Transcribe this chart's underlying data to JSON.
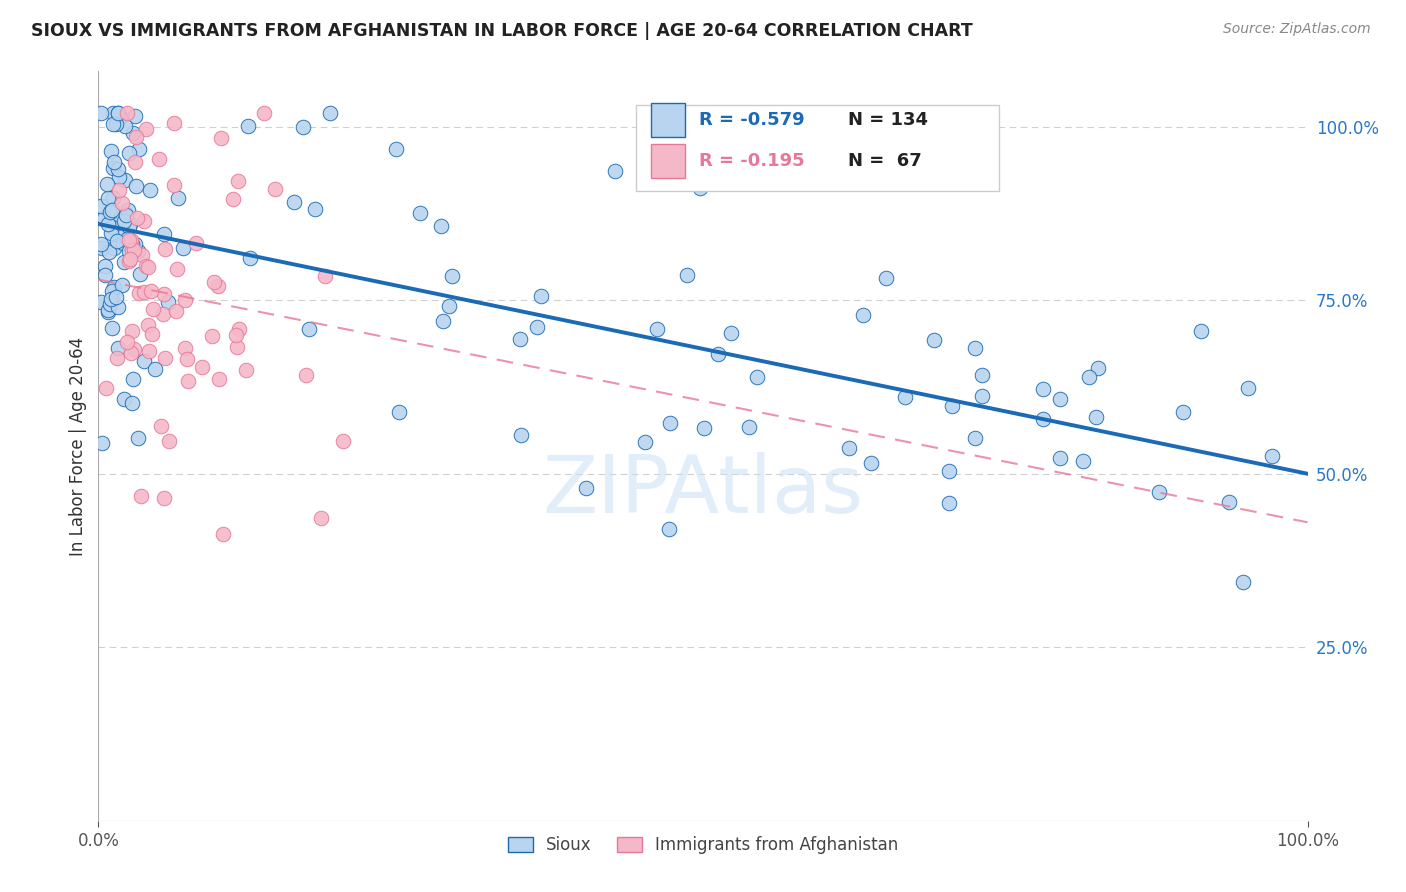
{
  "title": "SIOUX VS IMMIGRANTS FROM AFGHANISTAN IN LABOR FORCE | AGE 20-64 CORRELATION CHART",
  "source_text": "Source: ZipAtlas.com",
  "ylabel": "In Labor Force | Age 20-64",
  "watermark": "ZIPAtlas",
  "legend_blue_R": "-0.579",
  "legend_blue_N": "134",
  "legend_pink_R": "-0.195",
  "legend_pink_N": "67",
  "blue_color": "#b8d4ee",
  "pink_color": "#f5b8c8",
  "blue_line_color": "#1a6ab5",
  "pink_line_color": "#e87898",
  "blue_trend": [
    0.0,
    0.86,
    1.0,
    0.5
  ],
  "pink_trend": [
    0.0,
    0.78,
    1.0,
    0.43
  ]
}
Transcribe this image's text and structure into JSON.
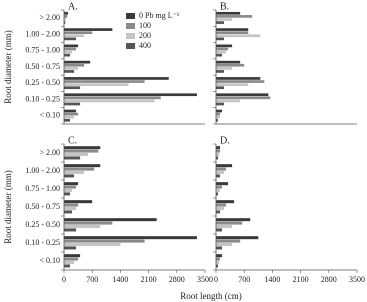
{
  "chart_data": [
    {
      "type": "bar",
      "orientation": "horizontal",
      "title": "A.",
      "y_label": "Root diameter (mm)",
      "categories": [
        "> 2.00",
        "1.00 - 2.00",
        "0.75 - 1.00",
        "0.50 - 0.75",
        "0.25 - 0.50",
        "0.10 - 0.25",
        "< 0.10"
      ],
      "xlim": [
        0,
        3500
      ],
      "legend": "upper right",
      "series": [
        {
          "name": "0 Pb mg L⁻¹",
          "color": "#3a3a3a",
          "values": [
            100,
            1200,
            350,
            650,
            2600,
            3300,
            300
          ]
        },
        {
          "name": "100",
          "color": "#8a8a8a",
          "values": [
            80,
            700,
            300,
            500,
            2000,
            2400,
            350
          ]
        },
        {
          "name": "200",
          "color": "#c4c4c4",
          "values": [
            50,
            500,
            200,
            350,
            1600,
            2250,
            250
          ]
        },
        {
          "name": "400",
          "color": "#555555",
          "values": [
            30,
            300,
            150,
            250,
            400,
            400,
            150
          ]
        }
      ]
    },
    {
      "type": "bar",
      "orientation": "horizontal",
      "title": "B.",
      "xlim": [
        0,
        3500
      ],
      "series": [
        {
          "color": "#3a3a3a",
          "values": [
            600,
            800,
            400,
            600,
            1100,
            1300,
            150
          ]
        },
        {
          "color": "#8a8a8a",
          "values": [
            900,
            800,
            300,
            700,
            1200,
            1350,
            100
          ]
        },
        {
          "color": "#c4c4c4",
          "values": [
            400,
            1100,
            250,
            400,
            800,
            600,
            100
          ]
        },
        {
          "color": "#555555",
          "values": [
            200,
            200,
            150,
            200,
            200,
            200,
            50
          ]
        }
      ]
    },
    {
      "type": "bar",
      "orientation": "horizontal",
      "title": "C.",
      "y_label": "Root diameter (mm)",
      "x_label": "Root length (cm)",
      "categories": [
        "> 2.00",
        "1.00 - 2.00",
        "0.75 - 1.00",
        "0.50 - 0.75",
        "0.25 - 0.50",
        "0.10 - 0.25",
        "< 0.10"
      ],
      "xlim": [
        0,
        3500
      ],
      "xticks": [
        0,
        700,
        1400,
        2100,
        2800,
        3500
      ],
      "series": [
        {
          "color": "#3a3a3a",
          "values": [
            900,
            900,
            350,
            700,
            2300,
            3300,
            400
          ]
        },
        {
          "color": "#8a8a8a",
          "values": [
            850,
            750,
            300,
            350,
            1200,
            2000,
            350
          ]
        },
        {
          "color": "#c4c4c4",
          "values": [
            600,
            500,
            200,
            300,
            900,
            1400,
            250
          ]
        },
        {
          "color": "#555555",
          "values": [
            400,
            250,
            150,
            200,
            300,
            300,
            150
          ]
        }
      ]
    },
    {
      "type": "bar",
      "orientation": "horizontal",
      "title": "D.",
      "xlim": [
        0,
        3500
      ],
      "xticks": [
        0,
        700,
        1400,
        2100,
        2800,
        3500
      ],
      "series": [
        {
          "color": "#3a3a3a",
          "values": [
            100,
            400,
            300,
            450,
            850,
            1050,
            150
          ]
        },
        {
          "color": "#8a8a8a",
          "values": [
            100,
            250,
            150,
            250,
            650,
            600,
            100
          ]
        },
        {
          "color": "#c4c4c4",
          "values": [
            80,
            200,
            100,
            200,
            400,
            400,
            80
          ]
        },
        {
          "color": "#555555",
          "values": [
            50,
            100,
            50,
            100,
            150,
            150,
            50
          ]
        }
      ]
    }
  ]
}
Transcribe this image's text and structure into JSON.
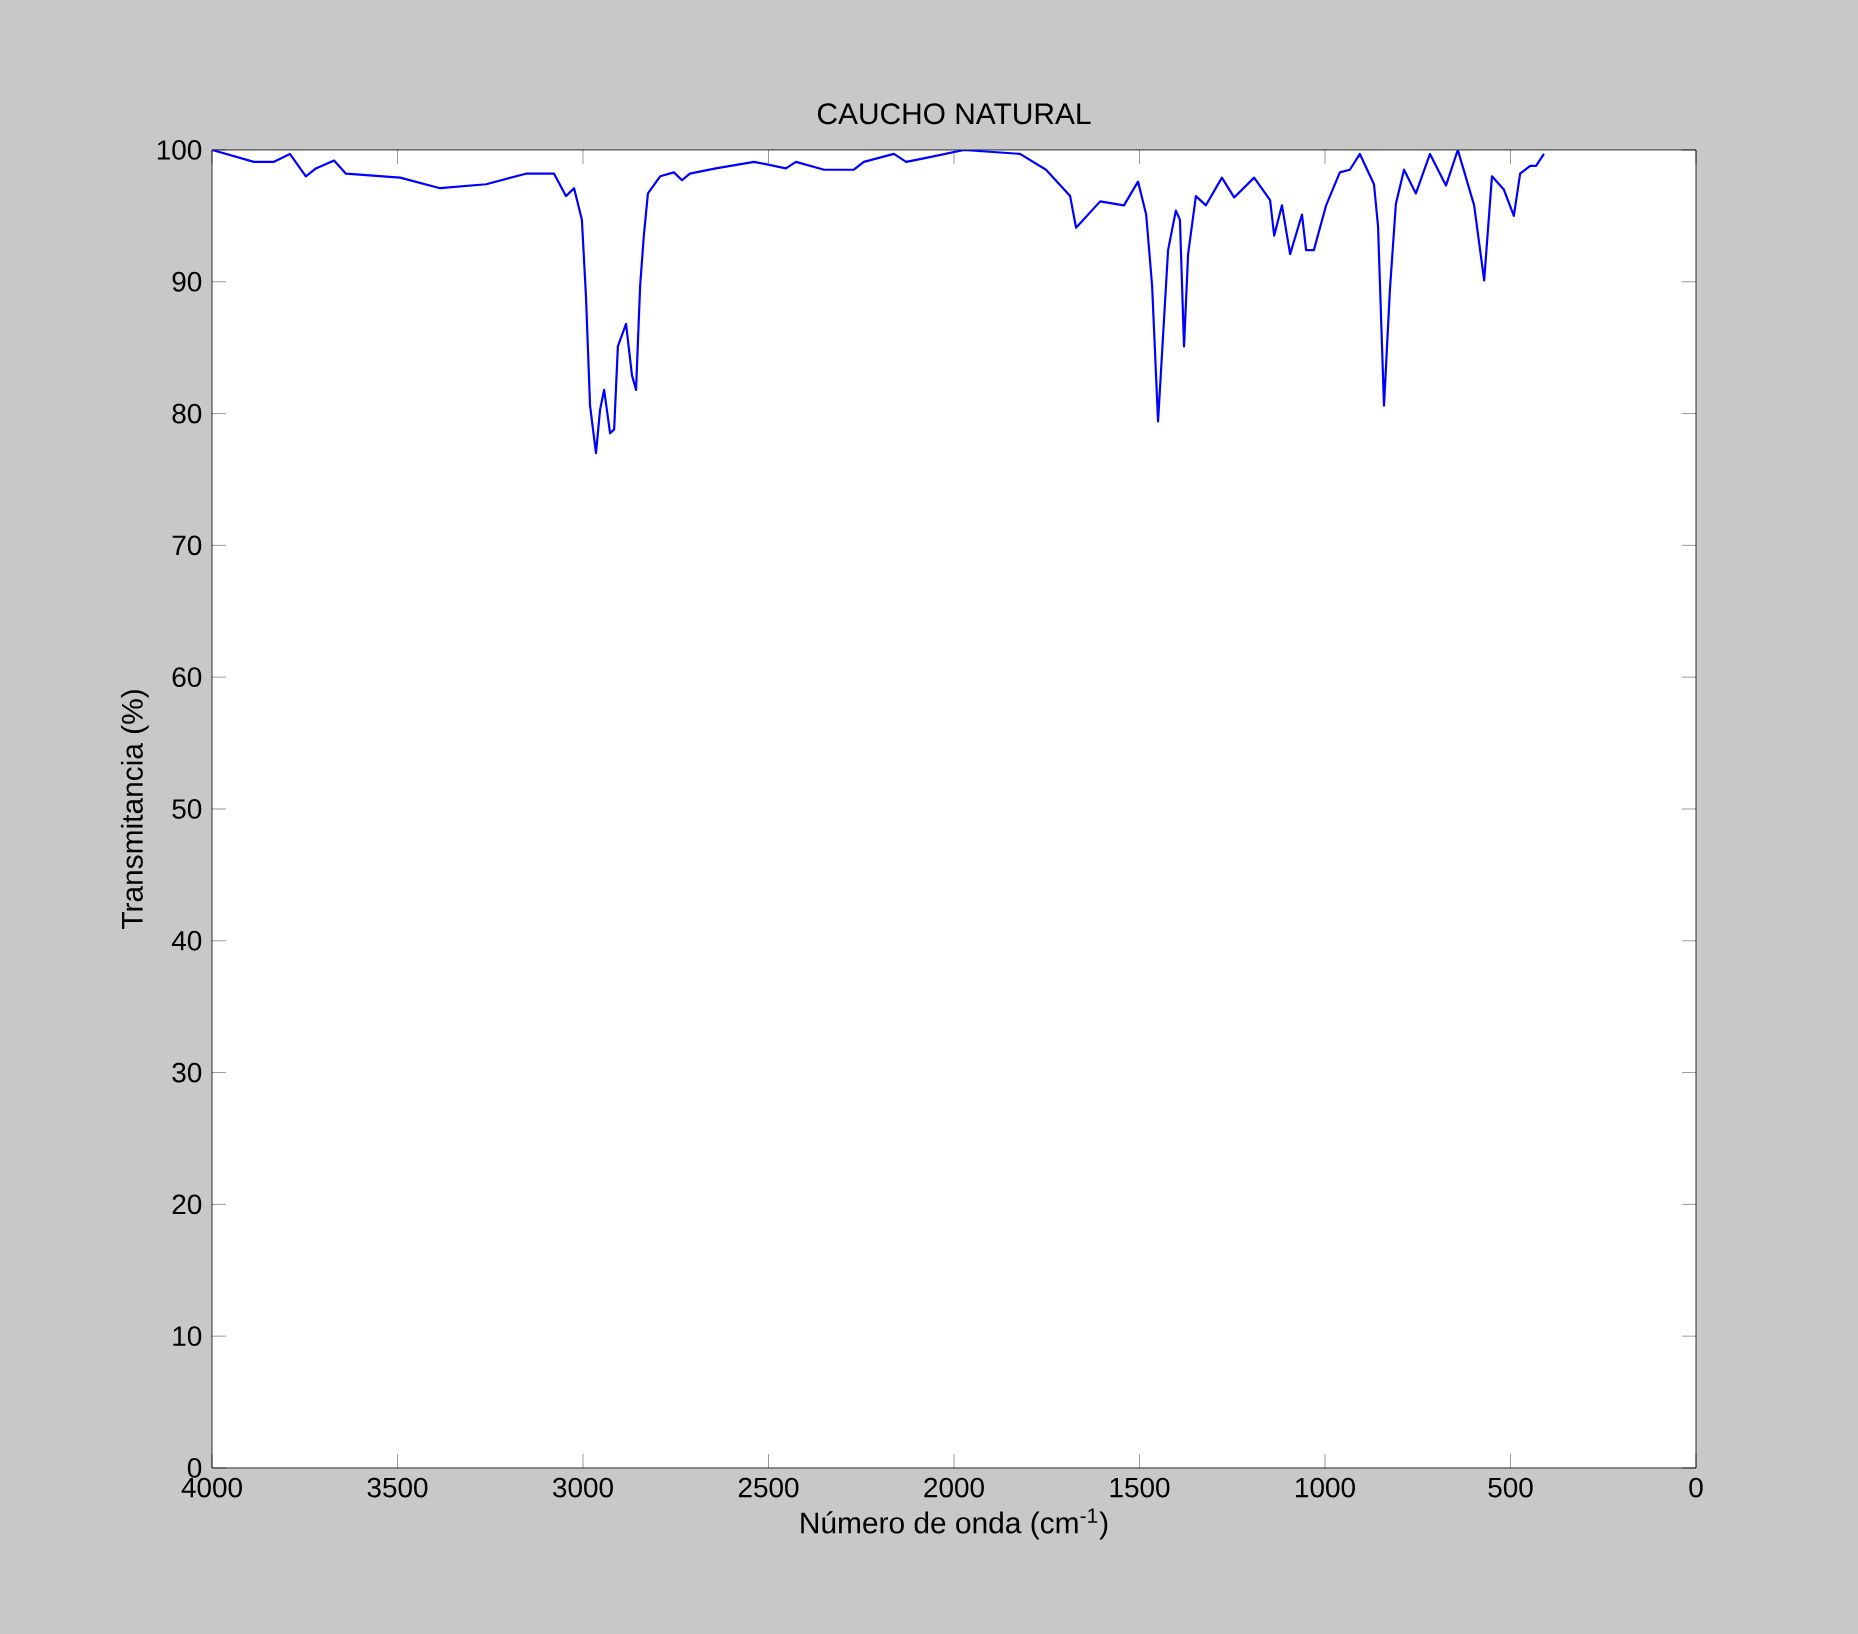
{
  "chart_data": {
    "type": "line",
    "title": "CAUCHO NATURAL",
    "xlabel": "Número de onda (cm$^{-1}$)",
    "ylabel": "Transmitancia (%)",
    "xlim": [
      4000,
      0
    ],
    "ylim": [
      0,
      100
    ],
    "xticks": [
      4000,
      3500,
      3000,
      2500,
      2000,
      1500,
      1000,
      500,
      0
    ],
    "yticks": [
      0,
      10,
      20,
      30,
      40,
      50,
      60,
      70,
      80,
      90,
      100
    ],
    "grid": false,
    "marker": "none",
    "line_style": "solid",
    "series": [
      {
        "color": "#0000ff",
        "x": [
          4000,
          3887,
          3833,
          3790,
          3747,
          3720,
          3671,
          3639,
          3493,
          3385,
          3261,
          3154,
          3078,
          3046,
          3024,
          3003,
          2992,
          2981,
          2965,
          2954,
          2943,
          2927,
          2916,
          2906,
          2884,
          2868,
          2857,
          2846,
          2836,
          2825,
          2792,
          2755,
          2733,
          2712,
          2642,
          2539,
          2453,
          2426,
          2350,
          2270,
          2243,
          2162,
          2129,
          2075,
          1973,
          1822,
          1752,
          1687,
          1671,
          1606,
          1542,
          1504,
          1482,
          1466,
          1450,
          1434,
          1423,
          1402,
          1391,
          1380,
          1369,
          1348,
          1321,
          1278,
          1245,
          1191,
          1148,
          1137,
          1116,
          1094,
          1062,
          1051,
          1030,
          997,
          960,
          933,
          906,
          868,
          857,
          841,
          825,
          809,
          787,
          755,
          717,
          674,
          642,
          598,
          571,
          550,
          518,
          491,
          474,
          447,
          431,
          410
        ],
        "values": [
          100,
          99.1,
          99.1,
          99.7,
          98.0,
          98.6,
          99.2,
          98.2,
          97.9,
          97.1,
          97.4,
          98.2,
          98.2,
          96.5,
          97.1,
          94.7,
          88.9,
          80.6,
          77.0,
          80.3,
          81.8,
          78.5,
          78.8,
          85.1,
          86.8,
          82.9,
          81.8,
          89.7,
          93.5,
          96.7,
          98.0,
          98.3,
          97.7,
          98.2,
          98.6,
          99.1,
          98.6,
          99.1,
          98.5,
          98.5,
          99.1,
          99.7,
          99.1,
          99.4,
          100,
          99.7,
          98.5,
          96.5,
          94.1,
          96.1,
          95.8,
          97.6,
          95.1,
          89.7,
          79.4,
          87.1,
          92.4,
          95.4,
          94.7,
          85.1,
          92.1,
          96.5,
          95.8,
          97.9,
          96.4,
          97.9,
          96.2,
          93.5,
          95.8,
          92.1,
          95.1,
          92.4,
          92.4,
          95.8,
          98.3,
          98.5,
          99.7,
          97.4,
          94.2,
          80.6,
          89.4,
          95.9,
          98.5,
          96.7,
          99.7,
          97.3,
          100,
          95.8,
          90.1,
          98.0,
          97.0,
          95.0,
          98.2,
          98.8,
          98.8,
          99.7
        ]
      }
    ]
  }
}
= = = = =
*Aim of the exercise:*
Return the listing above in full and without alteration, excluding its pictures.

*Complete response:*
Transcribe this chart's underlying data to JSON.
{
  "title": "SIOUX VS IMMIGRANTS FROM AFGHANISTAN IN LABOR FORCE | AGE 20-64 CORRELATION CHART",
  "source_text": "Source: ZipAtlas.com",
  "ylabel": "In Labor Force | Age 20-64",
  "watermark": "ZIPAtlas",
  "legend_blue_R": "-0.579",
  "legend_blue_N": "134",
  "legend_pink_R": "-0.195",
  "legend_pink_N": "67",
  "blue_color": "#b8d4ee",
  "pink_color": "#f5b8c8",
  "blue_line_color": "#1a6ab5",
  "pink_line_color": "#e87898",
  "blue_trend": [
    0.0,
    0.86,
    1.0,
    0.5
  ],
  "pink_trend": [
    0.0,
    0.78,
    1.0,
    0.43
  ]
}
Transcribe this image's text and structure into JSON.
{
  "chart_data": [
    {
      "type": "bar",
      "orientation": "horizontal",
      "title": "A.",
      "y_label": "Root diameter (mm)",
      "categories": [
        "> 2.00",
        "1.00 - 2.00",
        "0.75 - 1.00",
        "0.50 - 0.75",
        "0.25 - 0.50",
        "0.10 - 0.25",
        "< 0.10"
      ],
      "xlim": [
        0,
        3500
      ],
      "legend": "upper right",
      "series": [
        {
          "name": "0 Pb mg L⁻¹",
          "color": "#3a3a3a",
          "values": [
            100,
            1200,
            350,
            650,
            2600,
            3300,
            300
          ]
        },
        {
          "name": "100",
          "color": "#8a8a8a",
          "values": [
            80,
            700,
            300,
            500,
            2000,
            2400,
            350
          ]
        },
        {
          "name": "200",
          "color": "#c4c4c4",
          "values": [
            50,
            500,
            200,
            350,
            1600,
            2250,
            250
          ]
        },
        {
          "name": "400",
          "color": "#555555",
          "values": [
            30,
            300,
            150,
            250,
            400,
            400,
            150
          ]
        }
      ]
    },
    {
      "type": "bar",
      "orientation": "horizontal",
      "title": "B.",
      "xlim": [
        0,
        3500
      ],
      "series": [
        {
          "color": "#3a3a3a",
          "values": [
            600,
            800,
            400,
            600,
            1100,
            1300,
            150
          ]
        },
        {
          "color": "#8a8a8a",
          "values": [
            900,
            800,
            300,
            700,
            1200,
            1350,
            100
          ]
        },
        {
          "color": "#c4c4c4",
          "values": [
            400,
            1100,
            250,
            400,
            800,
            600,
            100
          ]
        },
        {
          "color": "#555555",
          "values": [
            200,
            200,
            150,
            200,
            200,
            200,
            50
          ]
        }
      ]
    },
    {
      "type": "bar",
      "orientation": "horizontal",
      "title": "C.",
      "y_label": "Root diameter (mm)",
      "x_label": "Root length (cm)",
      "categories": [
        "> 2.00",
        "1.00 - 2.00",
        "0.75 - 1.00",
        "0.50 - 0.75",
        "0.25 - 0.50",
        "0.10 - 0.25",
        "< 0.10"
      ],
      "xlim": [
        0,
        3500
      ],
      "xticks": [
        0,
        700,
        1400,
        2100,
        2800,
        3500
      ],
      "series": [
        {
          "color": "#3a3a3a",
          "values": [
            900,
            900,
            350,
            700,
            2300,
            3300,
            400
          ]
        },
        {
          "color": "#8a8a8a",
          "values": [
            850,
            750,
            300,
            350,
            1200,
            2000,
            350
          ]
        },
        {
          "color": "#c4c4c4",
          "values": [
            600,
            500,
            200,
            300,
            900,
            1400,
            250
          ]
        },
        {
          "color": "#555555",
          "values": [
            400,
            250,
            150,
            200,
            300,
            300,
            150
          ]
        }
      ]
    },
    {
      "type": "bar",
      "orientation": "horizontal",
      "title": "D.",
      "xlim": [
        0,
        3500
      ],
      "xticks": [
        0,
        700,
        1400,
        2100,
        2800,
        3500
      ],
      "series": [
        {
          "color": "#3a3a3a",
          "values": [
            100,
            400,
            300,
            450,
            850,
            1050,
            150
          ]
        },
        {
          "color": "#8a8a8a",
          "values": [
            100,
            250,
            150,
            250,
            650,
            600,
            100
          ]
        },
        {
          "color": "#c4c4c4",
          "values": [
            80,
            200,
            100,
            200,
            400,
            400,
            80
          ]
        },
        {
          "color": "#555555",
          "values": [
            50,
            100,
            50,
            100,
            150,
            150,
            50
          ]
        }
      ]
    }
  ]
}
Transcribe this image's text and structure into JSON.
{
  "chart_data": {
    "type": "line",
    "title": "CAUCHO NATURAL",
    "xlabel": "Número de onda (cm$^{-1}$)",
    "ylabel": "Transmitancia (%)",
    "xlim": [
      4000,
      0
    ],
    "ylim": [
      0,
      100
    ],
    "xticks": [
      4000,
      3500,
      3000,
      2500,
      2000,
      1500,
      1000,
      500,
      0
    ],
    "yticks": [
      0,
      10,
      20,
      30,
      40,
      50,
      60,
      70,
      80,
      90,
      100
    ],
    "grid": false,
    "marker": "none",
    "line_style": "solid",
    "series": [
      {
        "color": "#0000ff",
        "x": [
          4000,
          3887,
          3833,
          3790,
          3747,
          3720,
          3671,
          3639,
          3493,
          3385,
          3261,
          3154,
          3078,
          3046,
          3024,
          3003,
          2992,
          2981,
          2965,
          2954,
          2943,
          2927,
          2916,
          2906,
          2884,
          2868,
          2857,
          2846,
          2836,
          2825,
          2792,
          2755,
          2733,
          2712,
          2642,
          2539,
          2453,
          2426,
          2350,
          2270,
          2243,
          2162,
          2129,
          2075,
          1973,
          1822,
          1752,
          1687,
          1671,
          1606,
          1542,
          1504,
          1482,
          1466,
          1450,
          1434,
          1423,
          1402,
          1391,
          1380,
          1369,
          1348,
          1321,
          1278,
          1245,
          1191,
          1148,
          1137,
          1116,
          1094,
          1062,
          1051,
          1030,
          997,
          960,
          933,
          906,
          868,
          857,
          841,
          825,
          809,
          787,
          755,
          717,
          674,
          642,
          598,
          571,
          550,
          518,
          491,
          474,
          447,
          431,
          410
        ],
        "values": [
          100,
          99.1,
          99.1,
          99.7,
          98.0,
          98.6,
          99.2,
          98.2,
          97.9,
          97.1,
          97.4,
          98.2,
          98.2,
          96.5,
          97.1,
          94.7,
          88.9,
          80.6,
          77.0,
          80.3,
          81.8,
          78.5,
          78.8,
          85.1,
          86.8,
          82.9,
          81.8,
          89.7,
          93.5,
          96.7,
          98.0,
          98.3,
          97.7,
          98.2,
          98.6,
          99.1,
          98.6,
          99.1,
          98.5,
          98.5,
          99.1,
          99.7,
          99.1,
          99.4,
          100,
          99.7,
          98.5,
          96.5,
          94.1,
          96.1,
          95.8,
          97.6,
          95.1,
          89.7,
          79.4,
          87.1,
          92.4,
          95.4,
          94.7,
          85.1,
          92.1,
          96.5,
          95.8,
          97.9,
          96.4,
          97.9,
          96.2,
          93.5,
          95.8,
          92.1,
          95.1,
          92.4,
          92.4,
          95.8,
          98.3,
          98.5,
          99.7,
          97.4,
          94.2,
          80.6,
          89.4,
          95.9,
          98.5,
          96.7,
          99.7,
          97.3,
          100,
          95.8,
          90.1,
          98.0,
          97.0,
          95.0,
          98.2,
          98.8,
          98.8,
          99.7
        ]
      }
    ]
  }
}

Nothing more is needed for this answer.